▸ PROBLEM TO SOLVE
Search the material for "soorten" and show all lines that contain it.

(Data entries)

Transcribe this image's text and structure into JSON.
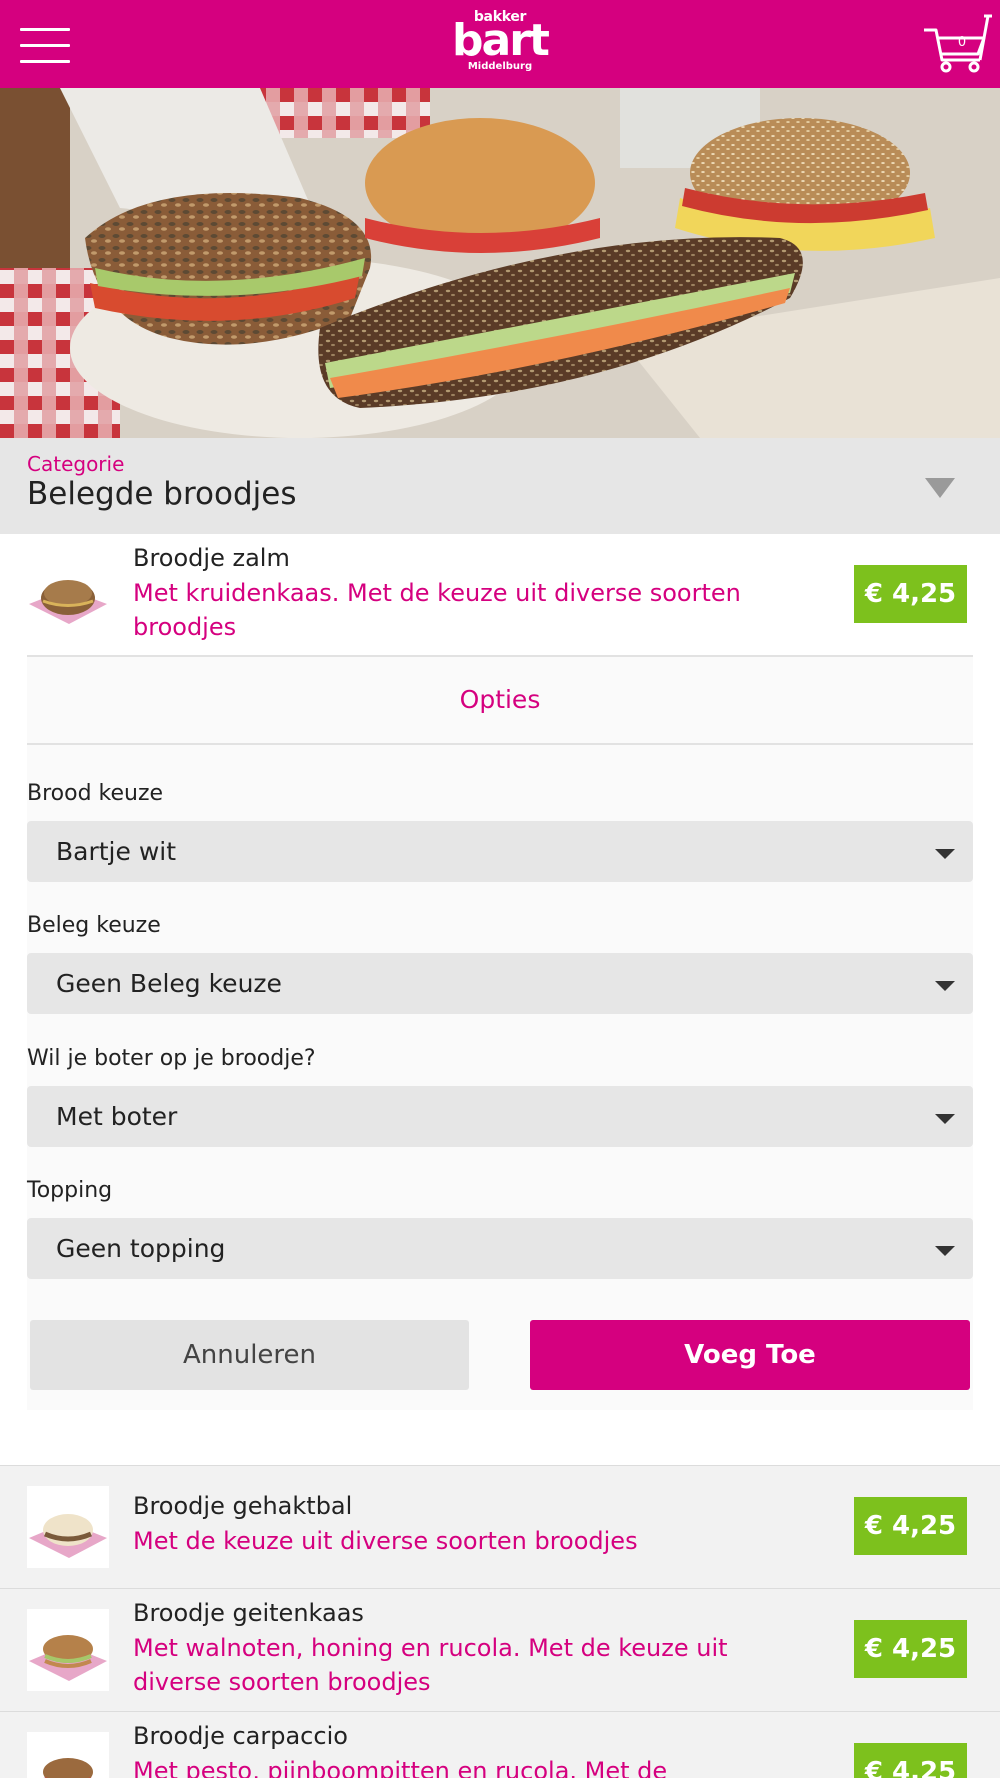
{
  "header": {
    "logo_top": "bakker",
    "logo_main": "bart",
    "logo_sub": "Middelburg",
    "cart_count": "0",
    "accent_color": "#d5007f"
  },
  "category": {
    "label": "Categorie",
    "value": "Belegde broodjes"
  },
  "expanded_product": {
    "name": "Broodje zalm",
    "description": "Met kruidenkaas. Met de keuze uit diverse soorten broodjes",
    "price": "€ 4,25",
    "options_title": "Opties",
    "fields": [
      {
        "label": "Brood keuze",
        "value": "Bartje wit"
      },
      {
        "label": "Beleg keuze",
        "value": "Geen Beleg keuze"
      },
      {
        "label": "Wil je boter op je broodje?",
        "value": "Met boter"
      },
      {
        "label": "Topping",
        "value": "Geen topping"
      }
    ],
    "cancel_label": "Annuleren",
    "add_label": "Voeg Toe"
  },
  "products": [
    {
      "name": "Broodje gehaktbal",
      "description": "Met de keuze uit diverse soorten broodjes",
      "price": "€ 4,25"
    },
    {
      "name": "Broodje geitenkaas",
      "description": "Met walnoten, honing en rucola. Met de keuze uit diverse soorten broodjes",
      "price": "€ 4,25"
    },
    {
      "name": "Broodje carpaccio",
      "description": "Met pesto, pijnboompitten en rucola. Met de",
      "price": "€ 4,25"
    }
  ],
  "colors": {
    "brand": "#d5007f",
    "price": "#7dc11d",
    "select_bg": "#e6e6e6"
  },
  "icons": [
    "menu-icon",
    "cart-icon",
    "dropdown-caret-icon"
  ]
}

▸ REPLY
    "description": "Met kruidenkaas. Met de keuze uit diverse soorten broodjes",
      "description": "Met de keuze uit diverse soorten broodjes",
      "description": "Met walnoten, honing en rucola. Met de keuze uit diverse soorten broodjes",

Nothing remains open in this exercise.